- **To be done**: Reproduce the listing below exactly, minus its pictures.

====== Supplied records

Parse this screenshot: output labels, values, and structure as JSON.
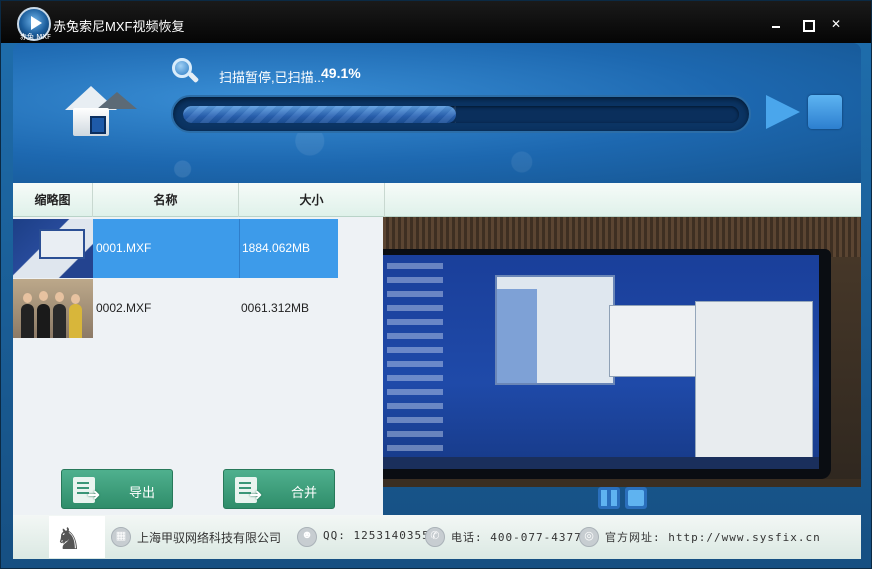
{
  "window": {
    "title": "赤兔索尼MXF视频恢复",
    "logo_caption": "赤兔 MXF",
    "controls": {
      "minimize": "",
      "maximize": "",
      "close": "✕"
    }
  },
  "header": {
    "status_text": "扫描暂停,已扫描...",
    "progress_percent": 49.1,
    "progress_label": "49.1%"
  },
  "table": {
    "columns": [
      "缩略图",
      "名称",
      "大小"
    ],
    "rows": [
      {
        "name": "0001.MXF",
        "size": "1884.062MB",
        "selected": true
      },
      {
        "name": "0002.MXF",
        "size": "0061.312MB",
        "selected": false
      }
    ]
  },
  "actions": {
    "export_label": "导出",
    "merge_label": "合并"
  },
  "footer": {
    "company": "上海甲驭网络科技有限公司",
    "qq": "QQ: 1253140355",
    "phone": "电话: 400-077-4377",
    "website": "官方网址: http://www.sysfix.cn"
  },
  "colors": {
    "accent": "#3d9bea",
    "header_blue": "#1d68b0",
    "button_green": "#3a9a78"
  }
}
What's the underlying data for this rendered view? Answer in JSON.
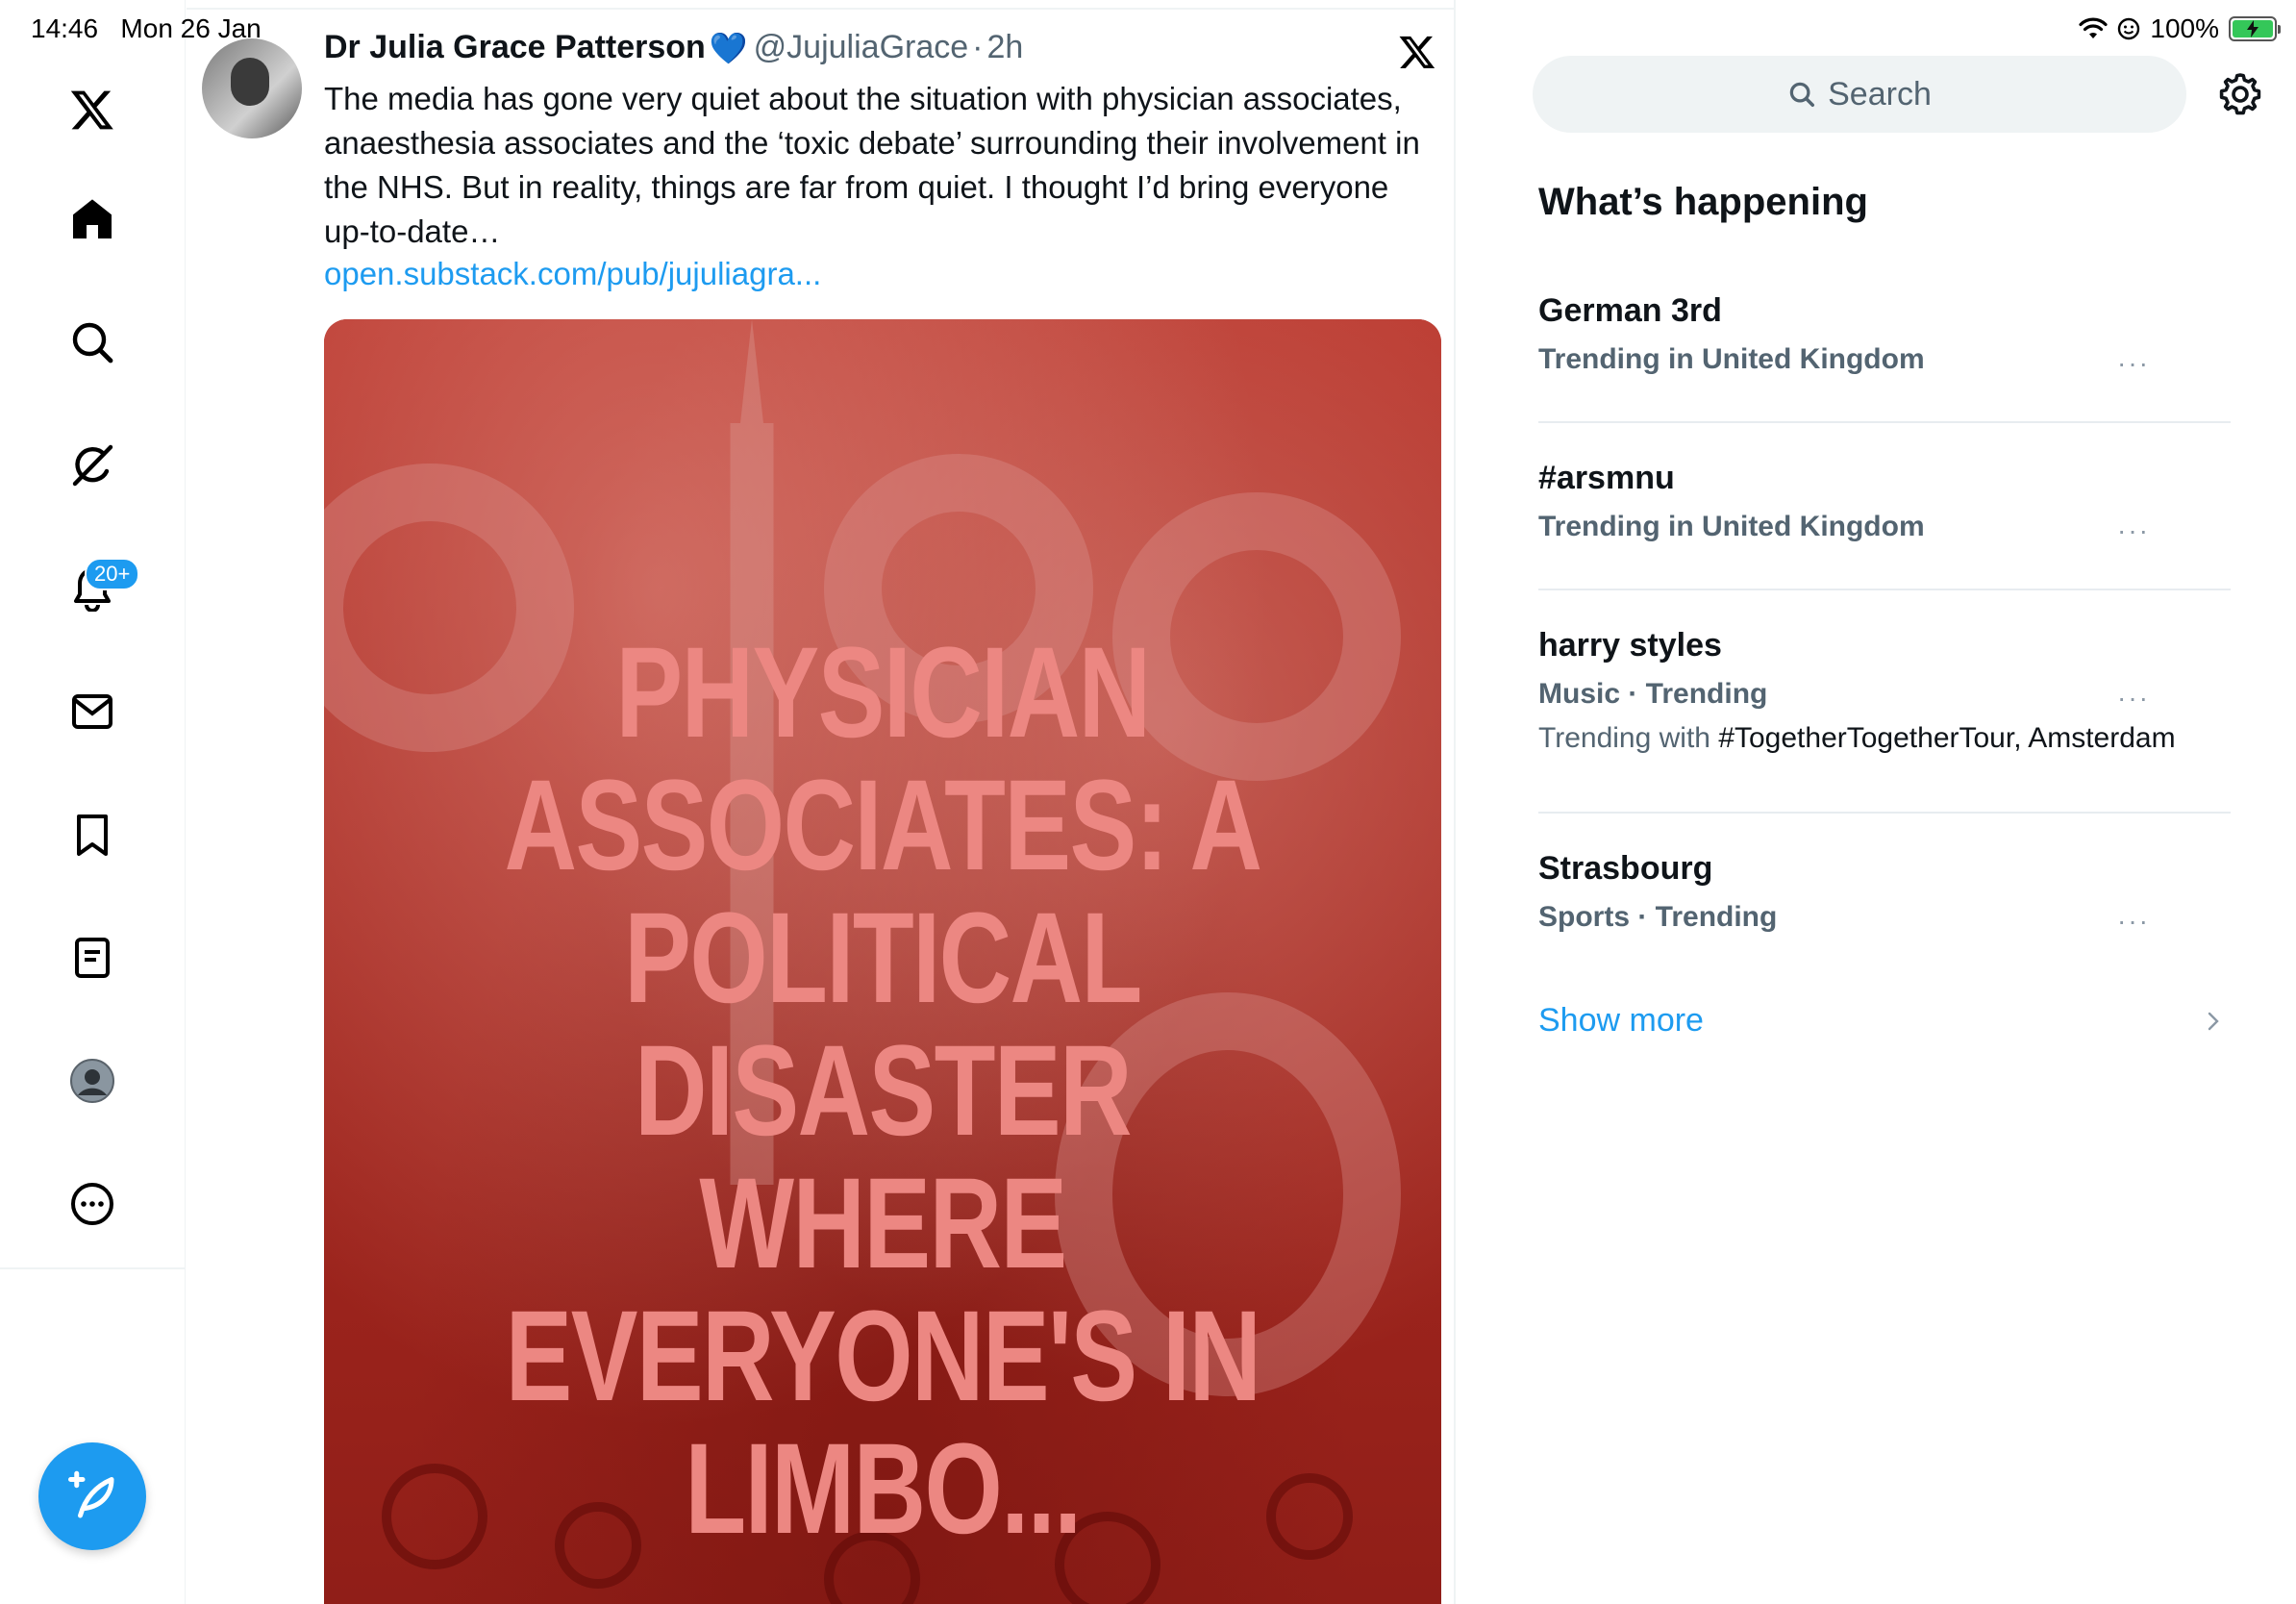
{
  "status_bar": {
    "time": "14:46",
    "date": "Mon 26 Jan",
    "battery": "100%"
  },
  "nav": {
    "items": [
      {
        "name": "home",
        "icon": "home-icon"
      },
      {
        "name": "explore",
        "icon": "search-icon"
      },
      {
        "name": "grok",
        "icon": "grok-icon"
      },
      {
        "name": "notifications",
        "icon": "bell-icon"
      },
      {
        "name": "messages",
        "icon": "mail-icon"
      },
      {
        "name": "bookmarks",
        "icon": "bookmark-icon"
      },
      {
        "name": "lists",
        "icon": "list-icon"
      },
      {
        "name": "profile",
        "icon": "avatar-icon"
      },
      {
        "name": "more",
        "icon": "more-circle-icon"
      }
    ],
    "notifications_badge": "20+"
  },
  "tweet": {
    "author_name": "Dr Julia Grace Patterson",
    "verified_emoji": "💙",
    "handle": "@JujuliaGrace",
    "separator": "·",
    "time_ago": "2h",
    "text": "The media has gone very quiet about the situation with physician associates, anaesthesia associates and the ‘toxic debate’ surrounding their involvement in the NHS. But in reality, things are far from quiet. I thought I’d bring everyone up-to-date…",
    "link": "open.substack.com/pub/jujuliagra...",
    "media_title": "PHYSICIAN\nASSOCIATES: A\nPOLITICAL\nDISASTER WHERE\nEVERYONE'S IN\nLIMBO..."
  },
  "sidebar": {
    "search_placeholder": "Search",
    "section_title": "What’s happening",
    "trends": [
      {
        "name": "German 3rd",
        "meta": "Trending in United Kingdom"
      },
      {
        "name": "#arsmnu",
        "meta": "Trending in United Kingdom"
      },
      {
        "name": "harry styles",
        "meta": "Music · Trending",
        "extra_prefix": "Trending with ",
        "extra_highlight": "#TogetherTogetherTour, Amsterdam"
      },
      {
        "name": "Strasbourg",
        "meta": "Sports · Trending"
      }
    ],
    "more_label": "···",
    "show_more": "Show more"
  },
  "colors": {
    "accent": "#1d9bf0",
    "text": "#0f1419",
    "muted": "#536471",
    "media_red": "#a82a22",
    "media_title": "#ec8782"
  }
}
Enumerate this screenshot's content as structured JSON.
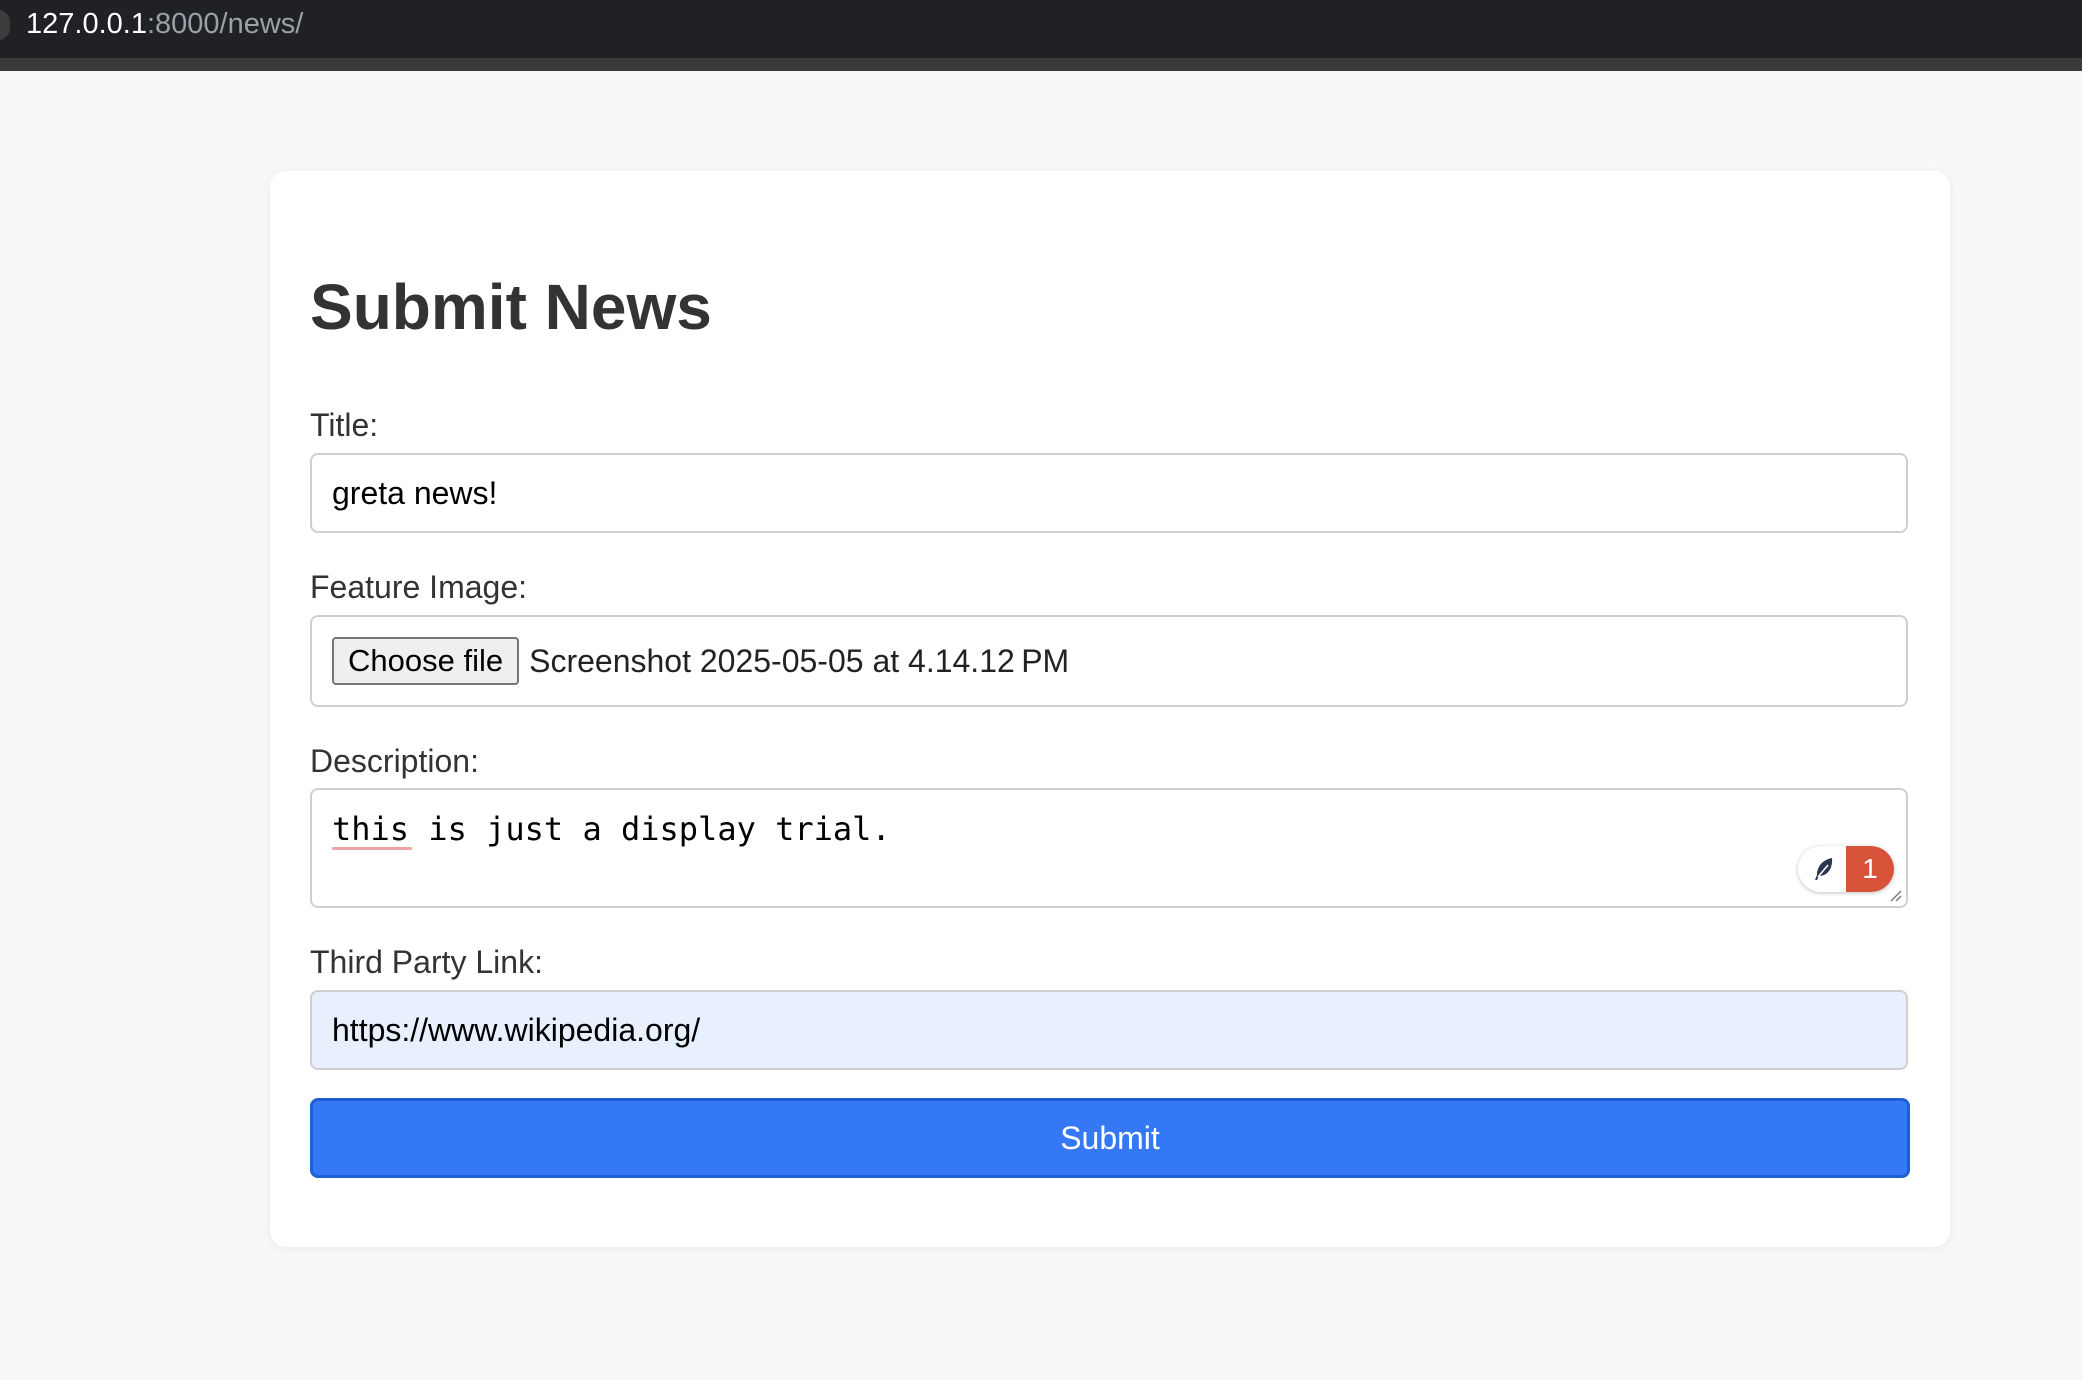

============

- **Reply to the exercise**:
Parse this screenshot: output labels, values, and structure as JSON.
{
  "window": {
    "title": "赤兔索尼MXF视频恢复",
    "logo_caption": "赤兔 MXF",
    "controls": {
      "minimize": "",
      "maximize": "",
      "close": "✕"
    }
  },
  "header": {
    "status_text": "扫描暂停,已扫描...",
    "progress_percent": 49.1,
    "progress_label": "49.1%"
  },
  "table": {
    "columns": [
      "缩略图",
      "名称",
      "大小"
    ],
    "rows": [
      {
        "name": "0001.MXF",
        "size": "1884.062MB",
        "selected": true
      },
      {
        "name": "0002.MXF",
        "size": "0061.312MB",
        "selected": false
      }
    ]
  },
  "actions": {
    "export_label": "导出",
    "merge_label": "合并"
  },
  "footer": {
    "company": "上海甲驭网络科技有限公司",
    "qq": "QQ: 1253140355",
    "phone": "电话: 400-077-4377",
    "website": "官方网址: http://www.sysfix.cn"
  },
  "colors": {
    "accent": "#3d9bea",
    "header_blue": "#1d68b0",
    "button_green": "#3a9a78"
  }
}
What's the underlying data for this rendered view? Answer in JSON.
{
  "status_bar": {
    "time": "14:46",
    "date": "Mon 26 Jan",
    "battery": "100%"
  },
  "nav": {
    "items": [
      {
        "name": "home",
        "icon": "home-icon"
      },
      {
        "name": "explore",
        "icon": "search-icon"
      },
      {
        "name": "grok",
        "icon": "grok-icon"
      },
      {
        "name": "notifications",
        "icon": "bell-icon"
      },
      {
        "name": "messages",
        "icon": "mail-icon"
      },
      {
        "name": "bookmarks",
        "icon": "bookmark-icon"
      },
      {
        "name": "lists",
        "icon": "list-icon"
      },
      {
        "name": "profile",
        "icon": "avatar-icon"
      },
      {
        "name": "more",
        "icon": "more-circle-icon"
      }
    ],
    "notifications_badge": "20+"
  },
  "tweet": {
    "author_name": "Dr Julia Grace Patterson",
    "verified_emoji": "💙",
    "handle": "@JujuliaGrace",
    "separator": "·",
    "time_ago": "2h",
    "text": "The media has gone very quiet about the situation with physician associates, anaesthesia associates and the ‘toxic debate’ surrounding their involvement in the NHS. But in reality, things are far from quiet. I thought I’d bring everyone up-to-date…",
    "link": "open.substack.com/pub/jujuliagra...",
    "media_title": "PHYSICIAN\nASSOCIATES: A\nPOLITICAL\nDISASTER WHERE\nEVERYONE'S IN\nLIMBO..."
  },
  "sidebar": {
    "search_placeholder": "Search",
    "section_title": "What’s happening",
    "trends": [
      {
        "name": "German 3rd",
        "meta": "Trending in United Kingdom"
      },
      {
        "name": "#arsmnu",
        "meta": "Trending in United Kingdom"
      },
      {
        "name": "harry styles",
        "meta": "Music · Trending",
        "extra_prefix": "Trending with ",
        "extra_highlight": "#TogetherTogetherTour, Amsterdam"
      },
      {
        "name": "Strasbourg",
        "meta": "Sports · Trending"
      }
    ],
    "more_label": "···",
    "show_more": "Show more"
  },
  "colors": {
    "accent": "#1d9bf0",
    "text": "#0f1419",
    "muted": "#536471",
    "media_red": "#a82a22",
    "media_title": "#ec8782"
  }
}
Enumerate this screenshot's content as structured JSON.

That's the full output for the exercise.